Information given:
:::

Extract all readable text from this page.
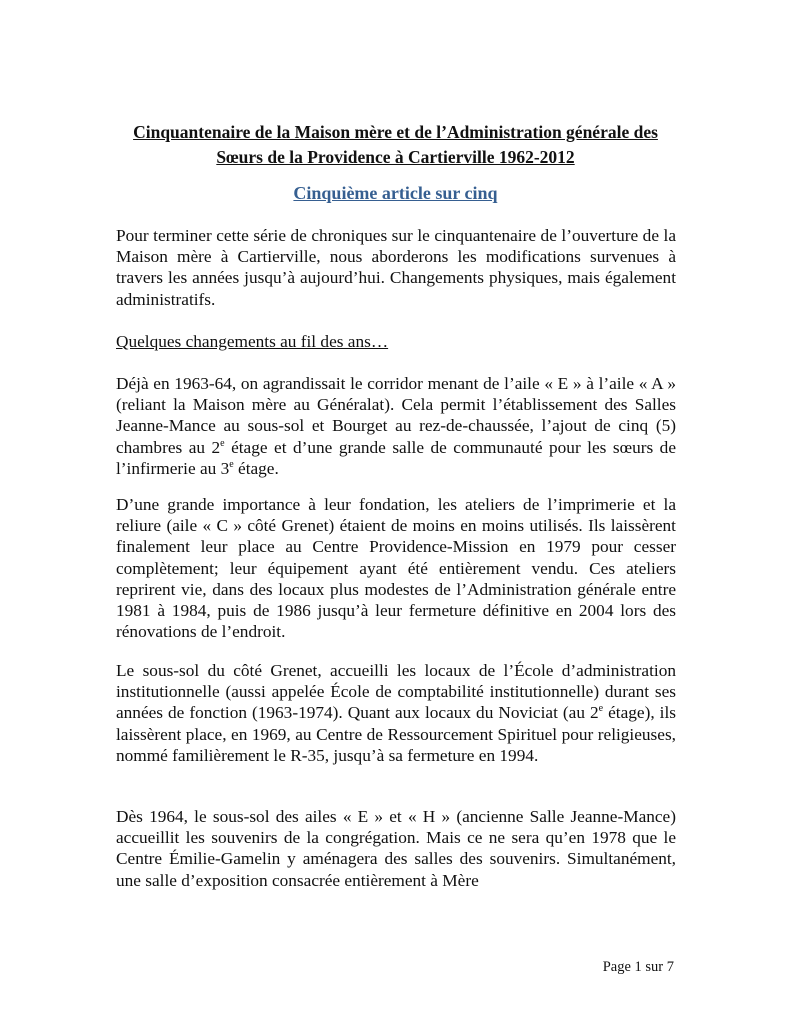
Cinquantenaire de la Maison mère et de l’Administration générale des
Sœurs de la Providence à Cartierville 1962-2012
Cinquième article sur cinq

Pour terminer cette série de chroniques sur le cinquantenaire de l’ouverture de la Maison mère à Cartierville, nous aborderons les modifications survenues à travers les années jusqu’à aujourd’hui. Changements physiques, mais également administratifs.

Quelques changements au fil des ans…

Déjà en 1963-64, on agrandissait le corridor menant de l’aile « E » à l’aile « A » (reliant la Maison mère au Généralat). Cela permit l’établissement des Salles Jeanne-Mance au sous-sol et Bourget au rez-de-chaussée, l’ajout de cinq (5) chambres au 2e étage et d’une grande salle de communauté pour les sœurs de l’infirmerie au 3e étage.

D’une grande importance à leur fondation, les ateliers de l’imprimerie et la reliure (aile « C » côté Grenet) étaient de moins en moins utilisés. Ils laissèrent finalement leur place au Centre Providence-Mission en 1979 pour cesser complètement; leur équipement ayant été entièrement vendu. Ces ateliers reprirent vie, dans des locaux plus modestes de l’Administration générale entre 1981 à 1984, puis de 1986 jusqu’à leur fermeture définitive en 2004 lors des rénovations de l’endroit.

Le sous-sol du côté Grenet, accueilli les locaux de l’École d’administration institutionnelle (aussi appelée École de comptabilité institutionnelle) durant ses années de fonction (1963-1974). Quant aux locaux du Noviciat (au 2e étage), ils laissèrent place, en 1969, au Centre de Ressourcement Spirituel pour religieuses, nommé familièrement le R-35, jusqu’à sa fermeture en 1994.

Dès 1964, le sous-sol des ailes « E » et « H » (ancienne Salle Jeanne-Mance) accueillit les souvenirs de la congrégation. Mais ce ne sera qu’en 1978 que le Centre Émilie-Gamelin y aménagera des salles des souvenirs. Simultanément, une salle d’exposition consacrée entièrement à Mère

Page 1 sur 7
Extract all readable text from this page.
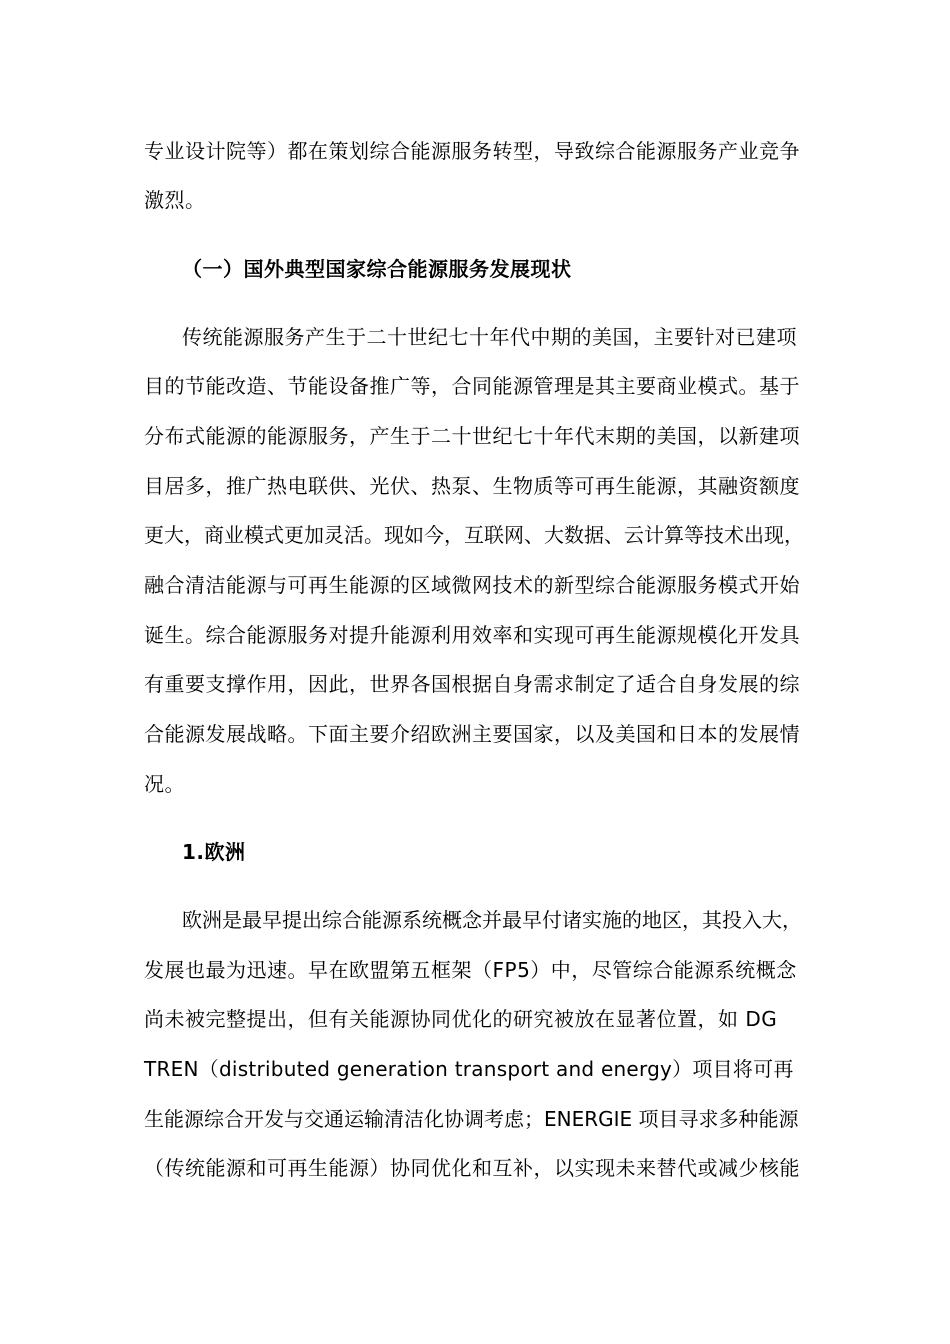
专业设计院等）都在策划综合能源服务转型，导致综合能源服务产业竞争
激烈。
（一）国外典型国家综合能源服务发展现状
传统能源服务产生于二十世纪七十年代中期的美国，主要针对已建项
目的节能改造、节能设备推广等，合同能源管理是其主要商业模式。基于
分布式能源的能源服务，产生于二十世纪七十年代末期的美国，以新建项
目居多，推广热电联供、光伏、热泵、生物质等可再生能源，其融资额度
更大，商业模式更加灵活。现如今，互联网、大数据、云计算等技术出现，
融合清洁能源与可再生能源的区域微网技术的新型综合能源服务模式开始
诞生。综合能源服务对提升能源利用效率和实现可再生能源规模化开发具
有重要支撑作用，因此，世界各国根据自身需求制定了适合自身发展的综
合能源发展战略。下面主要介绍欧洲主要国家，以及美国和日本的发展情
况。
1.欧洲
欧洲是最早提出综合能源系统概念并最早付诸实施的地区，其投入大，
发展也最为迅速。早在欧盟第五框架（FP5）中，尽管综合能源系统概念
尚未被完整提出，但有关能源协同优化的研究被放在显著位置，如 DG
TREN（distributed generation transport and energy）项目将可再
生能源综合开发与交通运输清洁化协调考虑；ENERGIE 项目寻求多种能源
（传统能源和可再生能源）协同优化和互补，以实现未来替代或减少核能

:::

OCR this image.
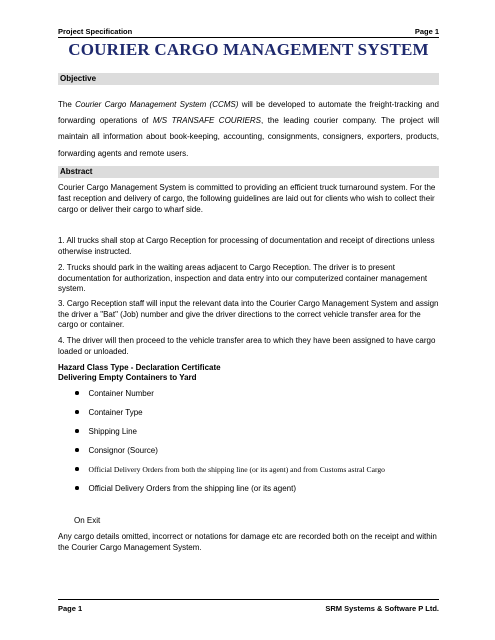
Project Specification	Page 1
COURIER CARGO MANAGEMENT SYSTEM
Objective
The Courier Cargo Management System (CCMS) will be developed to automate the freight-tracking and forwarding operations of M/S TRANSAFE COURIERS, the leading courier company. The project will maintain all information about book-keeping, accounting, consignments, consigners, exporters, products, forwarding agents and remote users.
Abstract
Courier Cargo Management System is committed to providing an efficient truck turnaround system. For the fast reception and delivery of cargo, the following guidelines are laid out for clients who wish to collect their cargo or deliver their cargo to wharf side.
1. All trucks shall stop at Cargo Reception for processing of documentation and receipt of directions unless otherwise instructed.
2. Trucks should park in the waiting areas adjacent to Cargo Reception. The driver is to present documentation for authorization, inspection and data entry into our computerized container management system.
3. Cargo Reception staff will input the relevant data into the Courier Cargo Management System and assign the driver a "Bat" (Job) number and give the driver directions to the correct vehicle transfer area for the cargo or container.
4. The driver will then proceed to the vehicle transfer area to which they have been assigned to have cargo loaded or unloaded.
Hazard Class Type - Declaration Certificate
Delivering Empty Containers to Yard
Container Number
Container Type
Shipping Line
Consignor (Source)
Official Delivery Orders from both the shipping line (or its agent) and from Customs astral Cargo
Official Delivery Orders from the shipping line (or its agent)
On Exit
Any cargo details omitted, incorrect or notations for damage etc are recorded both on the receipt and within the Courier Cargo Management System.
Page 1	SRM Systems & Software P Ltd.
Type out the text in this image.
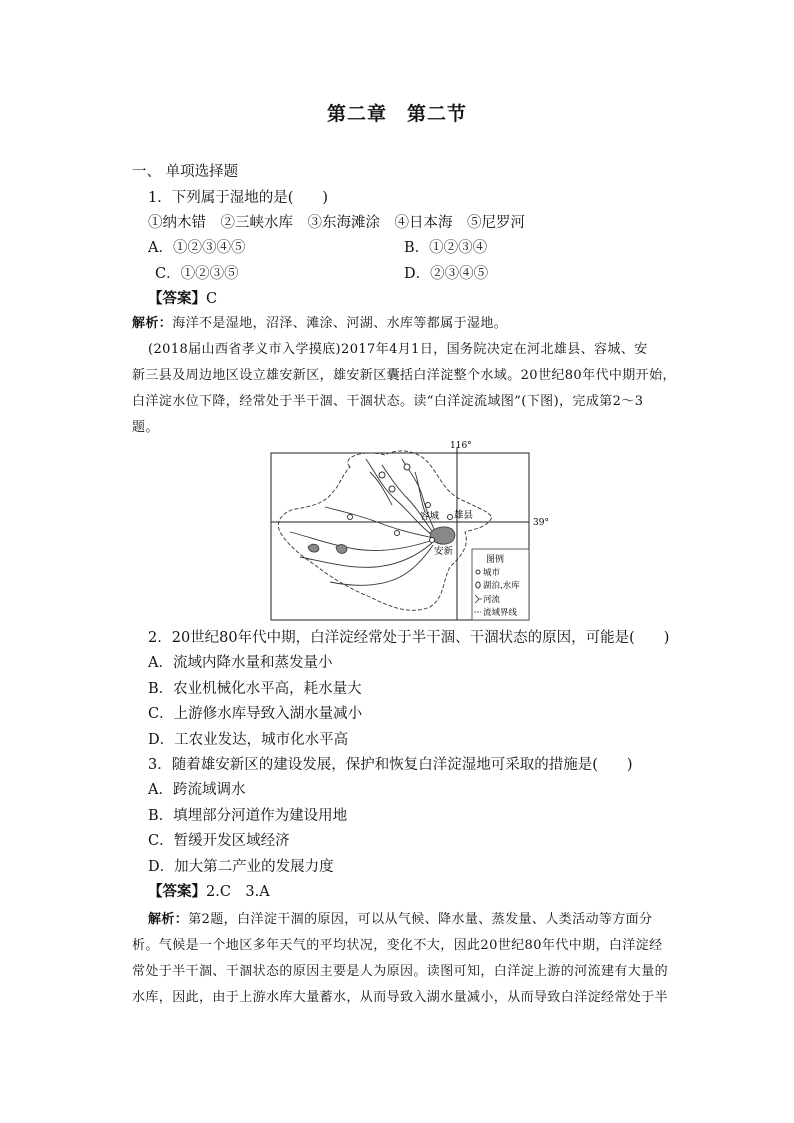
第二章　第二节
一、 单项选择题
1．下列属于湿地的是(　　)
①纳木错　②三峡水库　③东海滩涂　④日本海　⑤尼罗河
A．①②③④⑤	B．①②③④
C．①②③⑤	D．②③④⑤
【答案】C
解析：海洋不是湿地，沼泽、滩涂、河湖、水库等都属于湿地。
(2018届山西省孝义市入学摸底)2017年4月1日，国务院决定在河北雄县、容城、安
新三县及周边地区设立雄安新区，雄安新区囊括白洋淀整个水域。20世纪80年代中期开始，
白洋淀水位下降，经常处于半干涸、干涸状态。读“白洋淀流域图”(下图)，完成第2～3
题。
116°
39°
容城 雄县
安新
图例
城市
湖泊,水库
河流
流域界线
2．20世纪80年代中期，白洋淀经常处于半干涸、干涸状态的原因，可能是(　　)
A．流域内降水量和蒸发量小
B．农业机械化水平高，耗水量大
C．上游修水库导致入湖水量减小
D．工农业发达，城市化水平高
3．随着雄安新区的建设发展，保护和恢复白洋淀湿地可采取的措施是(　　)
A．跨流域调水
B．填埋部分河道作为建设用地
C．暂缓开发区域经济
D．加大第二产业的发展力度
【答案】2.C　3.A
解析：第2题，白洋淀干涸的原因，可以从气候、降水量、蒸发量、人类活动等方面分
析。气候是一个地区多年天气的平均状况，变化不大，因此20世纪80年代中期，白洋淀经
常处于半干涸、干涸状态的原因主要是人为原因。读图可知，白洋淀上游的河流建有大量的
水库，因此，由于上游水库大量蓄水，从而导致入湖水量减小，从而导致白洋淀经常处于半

:::

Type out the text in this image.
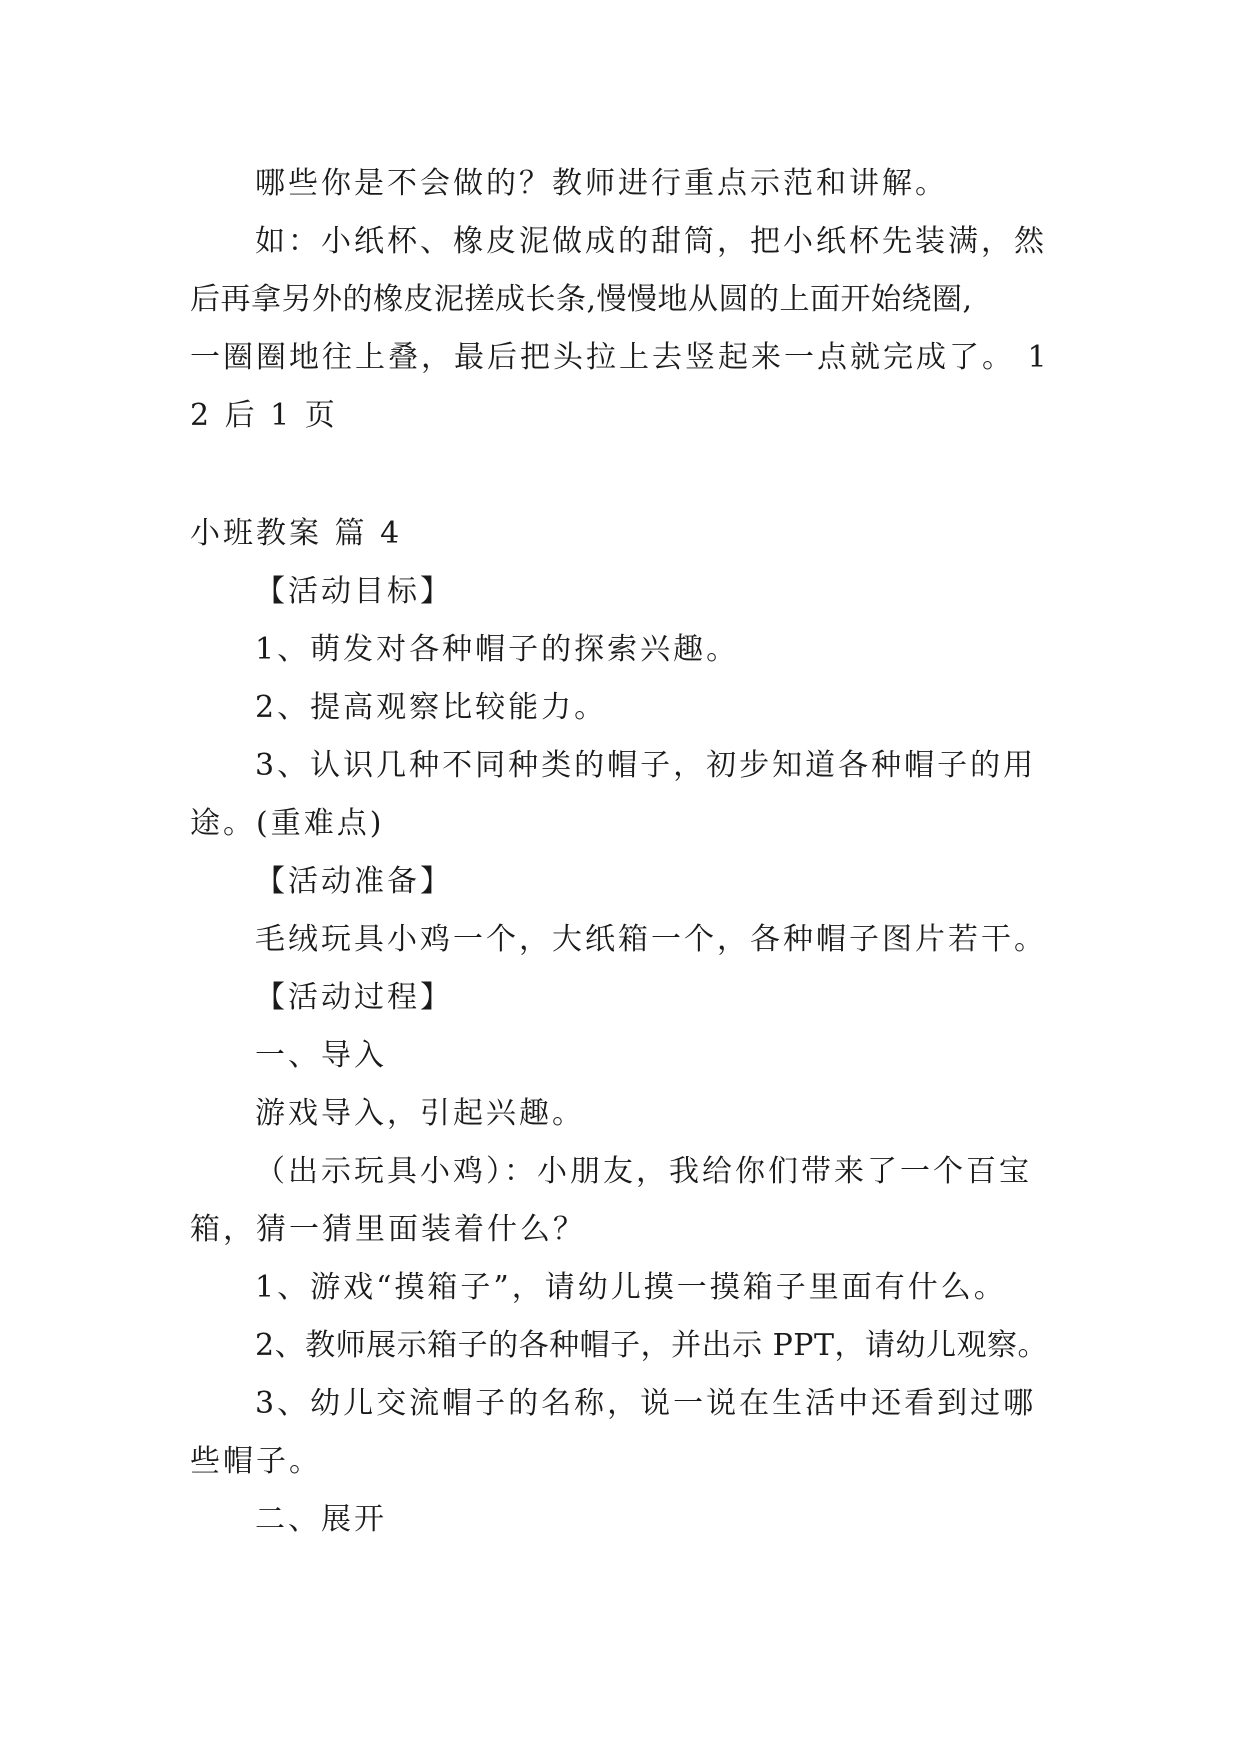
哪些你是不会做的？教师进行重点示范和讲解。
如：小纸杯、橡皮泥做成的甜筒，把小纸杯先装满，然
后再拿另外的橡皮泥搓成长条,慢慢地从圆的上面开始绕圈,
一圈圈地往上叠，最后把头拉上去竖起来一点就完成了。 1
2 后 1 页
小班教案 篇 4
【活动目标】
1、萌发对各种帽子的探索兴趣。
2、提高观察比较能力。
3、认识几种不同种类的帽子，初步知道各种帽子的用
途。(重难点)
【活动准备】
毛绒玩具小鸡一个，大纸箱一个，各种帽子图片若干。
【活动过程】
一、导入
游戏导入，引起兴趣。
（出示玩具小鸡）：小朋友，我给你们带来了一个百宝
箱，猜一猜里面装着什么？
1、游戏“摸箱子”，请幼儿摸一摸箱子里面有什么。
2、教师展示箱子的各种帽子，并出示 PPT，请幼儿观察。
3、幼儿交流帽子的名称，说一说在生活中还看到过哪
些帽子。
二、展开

:::

Requirement:
Show every line from the listing above in which the string "Orders" appears.

Answer for this exercise:
Official Delivery Orders from both the shipping line (or its agent) and from Customs astral Cargo
Official Delivery Orders from the shipping line (or its agent)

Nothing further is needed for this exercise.